[Given passage start]

Personal information
- Full name: John Whetham Boddam-Whetham
- Born: 25 May 1843 Kirklington, Nottinghamshire, England
- Died: 23 March 1918 (aged 74) Folkestone, Kent, England
- Batting: Unknown
- Bowling: Unknown

Career statistics
| Competition | First-class |
| Matches | 1 |
| Runs scored | 12 |
| Batting average | 6.00 |
| 100s/50s | –/– |
| Top score | 7 |
| Balls bowled | 8 |
| Wickets | 0 |
| Bowling average | – |
| 5 wickets in innings | – |
| 10 wickets in match | – |
| Best bowling | – |
| Catches/stumpings | –/– |
- Source: Cricinfo, 28 September 2019

= John Boddam-Whetham =

English naturalist, traveler, and cricketer

John Whetham Boddam-Whetham (25 May 1843 – 23 March 1918) was an English naturalist, traveler and first-class cricketer.

==Cricketer==

The son of Colonel Alexander Boddam-Whetham and his wife, Maria, Boddam-Whetham was born at Kirklington Hall in May 1843. He was educated at Eton College, though he did not represent the college XI in cricket. He did however make a single appearance in first-class cricket for the Gentlemen of the North against the Gentlemen of the South at Beeston in 1870. Batting twice in the match, he was dismissed for seven runs in the Gentlemen of the North first-innings by W. G. Grace, while in their second-innings he was dismissed by his brother, Fred Grace, for five runs.

[Given passage end]

#### Tasks to carry out:
(A) Rewrite the John Boddam-Whetham article starting with "English naturalist, traveler, and" and going on through "and first-class cricketer.", changing "naturalist" to "botanist" wherever it appears.
(B) Translate this sentence from the John Boddam-Whetham article into Spanish: "John Whetham Boddam-Whetham (25 May 1843 – 23 March 1918) was an English naturalist, traveler and first-class cricketer."
The listing that comes next has no connection to the John Boddam-Whetham article.

[Excerpted data start]

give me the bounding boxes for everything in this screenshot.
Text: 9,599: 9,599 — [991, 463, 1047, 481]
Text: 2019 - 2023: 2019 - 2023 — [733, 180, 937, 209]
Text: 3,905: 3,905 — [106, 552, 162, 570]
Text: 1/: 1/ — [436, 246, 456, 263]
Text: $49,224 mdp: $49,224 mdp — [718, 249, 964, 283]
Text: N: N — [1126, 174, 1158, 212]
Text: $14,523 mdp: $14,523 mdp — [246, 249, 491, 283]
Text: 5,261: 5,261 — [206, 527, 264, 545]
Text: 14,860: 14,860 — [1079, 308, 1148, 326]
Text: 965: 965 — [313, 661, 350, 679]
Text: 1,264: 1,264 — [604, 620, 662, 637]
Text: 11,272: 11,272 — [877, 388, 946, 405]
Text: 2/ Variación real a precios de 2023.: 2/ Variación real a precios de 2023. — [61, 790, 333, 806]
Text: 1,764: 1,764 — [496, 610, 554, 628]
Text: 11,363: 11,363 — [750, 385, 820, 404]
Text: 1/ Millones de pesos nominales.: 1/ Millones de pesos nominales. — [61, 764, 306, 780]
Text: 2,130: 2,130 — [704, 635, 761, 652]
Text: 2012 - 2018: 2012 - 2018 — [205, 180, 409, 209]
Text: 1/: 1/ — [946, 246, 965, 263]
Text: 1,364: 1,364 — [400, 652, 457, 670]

[Excerpted data end]

#### Task-by-task answers:
(A)
English botanist, traveler, and cricketer

John Whetham Boddam-Whetham (25 May 1843 – 23 March 1918) was an English botanist, traveler and first-class cricketer.

(B) John Whetham Boddam-Whetham (25 de mayo de 1843 – 23 de marzo de 1918) fue un naturalista, viajero y jugador de críquet de primera clase inglés.